Write out the records again, exactly, leaving none out.

Data records:
^^^^
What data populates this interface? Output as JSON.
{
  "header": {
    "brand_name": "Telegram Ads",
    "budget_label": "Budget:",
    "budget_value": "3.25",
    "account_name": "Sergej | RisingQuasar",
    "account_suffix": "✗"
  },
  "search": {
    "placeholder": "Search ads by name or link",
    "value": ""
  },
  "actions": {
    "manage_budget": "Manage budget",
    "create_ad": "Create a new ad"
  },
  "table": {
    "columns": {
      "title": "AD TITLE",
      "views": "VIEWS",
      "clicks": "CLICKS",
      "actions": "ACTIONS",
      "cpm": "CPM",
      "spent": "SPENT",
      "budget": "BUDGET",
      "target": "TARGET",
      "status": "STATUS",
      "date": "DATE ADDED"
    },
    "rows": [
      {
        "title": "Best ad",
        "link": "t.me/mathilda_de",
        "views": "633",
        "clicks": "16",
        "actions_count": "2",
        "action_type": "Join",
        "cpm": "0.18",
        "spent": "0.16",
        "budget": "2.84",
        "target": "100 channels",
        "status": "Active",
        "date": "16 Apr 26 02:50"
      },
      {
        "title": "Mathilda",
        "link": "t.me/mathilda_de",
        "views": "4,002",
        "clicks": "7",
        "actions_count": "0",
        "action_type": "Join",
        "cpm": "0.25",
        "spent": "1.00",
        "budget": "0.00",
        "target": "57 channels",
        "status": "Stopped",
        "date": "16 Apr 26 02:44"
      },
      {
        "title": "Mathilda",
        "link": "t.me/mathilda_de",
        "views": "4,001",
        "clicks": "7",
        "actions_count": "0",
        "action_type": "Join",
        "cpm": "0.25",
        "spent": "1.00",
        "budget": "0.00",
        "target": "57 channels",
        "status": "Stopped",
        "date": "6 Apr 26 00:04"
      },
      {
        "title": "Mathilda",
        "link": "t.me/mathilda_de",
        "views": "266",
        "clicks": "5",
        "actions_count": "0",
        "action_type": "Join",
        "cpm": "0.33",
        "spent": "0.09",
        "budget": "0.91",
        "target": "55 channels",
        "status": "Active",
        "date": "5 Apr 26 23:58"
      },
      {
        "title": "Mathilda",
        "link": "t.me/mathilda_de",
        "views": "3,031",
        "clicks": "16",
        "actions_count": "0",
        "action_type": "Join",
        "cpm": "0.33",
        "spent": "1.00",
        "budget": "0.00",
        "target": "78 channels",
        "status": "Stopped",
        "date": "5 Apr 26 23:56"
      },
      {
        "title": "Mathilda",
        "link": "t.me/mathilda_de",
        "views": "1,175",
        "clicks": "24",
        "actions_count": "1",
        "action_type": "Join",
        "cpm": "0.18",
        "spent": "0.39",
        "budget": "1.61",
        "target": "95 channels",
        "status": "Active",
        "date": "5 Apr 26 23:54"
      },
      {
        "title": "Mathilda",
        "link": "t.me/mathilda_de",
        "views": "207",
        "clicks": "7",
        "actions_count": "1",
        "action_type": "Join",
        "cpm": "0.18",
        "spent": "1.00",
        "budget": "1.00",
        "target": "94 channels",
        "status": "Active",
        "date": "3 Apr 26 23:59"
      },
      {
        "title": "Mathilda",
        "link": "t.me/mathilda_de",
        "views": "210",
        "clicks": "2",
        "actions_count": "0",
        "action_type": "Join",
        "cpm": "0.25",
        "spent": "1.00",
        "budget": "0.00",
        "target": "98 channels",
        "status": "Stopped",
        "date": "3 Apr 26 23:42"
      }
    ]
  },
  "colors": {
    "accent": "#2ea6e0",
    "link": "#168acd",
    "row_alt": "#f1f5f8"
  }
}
^^^^
[The answer]
What data populates this interface? Output as JSON.
{
  "header": {
    "brand_name": "Telegram Ads",
    "budget_label": "Budget:",
    "budget_value": "3.25",
    "account_name": "Sergej | RisingQuasar",
    "account_suffix": "✗"
  },
  "search": {
    "placeholder": "Search ads by name or link",
    "value": ""
  },
  "actions": {
    "manage_budget": "Manage budget",
    "create_ad": "Create a new ad"
  },
  "table": {
    "columns": {
      "title": "AD TITLE",
      "views": "VIEWS",
      "clicks": "CLICKS",
      "actions": "ACTIONS",
      "cpm": "CPM",
      "spent": "SPENT",
      "budget": "BUDGET",
      "target": "TARGET",
      "status": "STATUS",
      "date": "DATE ADDED"
    },
    "rows": [
      {
        "title": "Best ad",
        "link": "t.me/mathilda_de",
        "views": "633",
        "clicks": "16",
        "actions_count": "2",
        "action_type": "Join",
        "cpm": "0.18",
        "spent": "0.16",
        "budget": "2.84",
        "target": "100 channels",
        "status": "Active",
        "date": "16 Apr 26 02:50"
      },
      {
        "title": "Mathilda",
        "link": "t.me/mathilda_de",
        "views": "4,002",
        "clicks": "7",
        "actions_count": "0",
        "action_type": "Join",
        "cpm": "0.25",
        "spent": "1.00",
        "budget": "0.00",
        "target": "57 channels",
        "status": "Stopped",
        "date": "16 Apr 26 02:44"
      },
      {
        "title": "Mathilda",
        "link": "t.me/mathilda_de",
        "views": "4,001",
        "clicks": "7",
        "actions_count": "0",
        "action_type": "Join",
        "cpm": "0.25",
        "spent": "1.00",
        "budget": "0.00",
        "target": "57 channels",
        "status": "Stopped",
        "date": "6 Apr 26 00:04"
      },
      {
        "title": "Mathilda",
        "link": "t.me/mathilda_de",
        "views": "266",
        "clicks": "5",
        "actions_count": "0",
        "action_type": "Join",
        "cpm": "0.33",
        "spent": "0.09",
        "budget": "0.91",
        "target": "55 channels",
        "status": "Active",
        "date": "5 Apr 26 23:58"
      },
      {
        "title": "Mathilda",
        "link": "t.me/mathilda_de",
        "views": "3,031",
        "clicks": "16",
        "actions_count": "0",
        "action_type": "Join",
        "cpm": "0.33",
        "spent": "1.00",
        "budget": "0.00",
        "target": "78 channels",
        "status": "Stopped",
        "date": "5 Apr 26 23:56"
      },
      {
        "title": "Mathilda",
        "link": "t.me/mathilda_de",
        "views": "1,175",
        "clicks": "24",
        "actions_count": "1",
        "action_type": "Join",
        "cpm": "0.18",
        "spent": "0.39",
        "budget": "1.61",
        "target": "95 channels",
        "status": "Active",
        "date": "5 Apr 26 23:54"
      },
      {
        "title": "Mathilda",
        "link": "t.me/mathilda_de",
        "views": "207",
        "clicks": "7",
        "actions_count": "1",
        "action_type": "Join",
        "cpm": "0.18",
        "spent": "1.00",
        "budget": "1.00",
        "target": "94 channels",
        "status": "Active",
        "date": "3 Apr 26 23:59"
      },
      {
        "title": "Mathilda",
        "link": "t.me/mathilda_de",
        "views": "210",
        "clicks": "2",
        "actions_count": "0",
        "action_type": "Join",
        "cpm": "0.25",
        "spent": "1.00",
        "budget": "0.00",
        "target": "98 channels",
        "status": "Stopped",
        "date": "3 Apr 26 23:42"
      }
    ]
  },
  "colors": {
    "accent": "#2ea6e0",
    "link": "#168acd",
    "row_alt": "#f1f5f8"
  }
}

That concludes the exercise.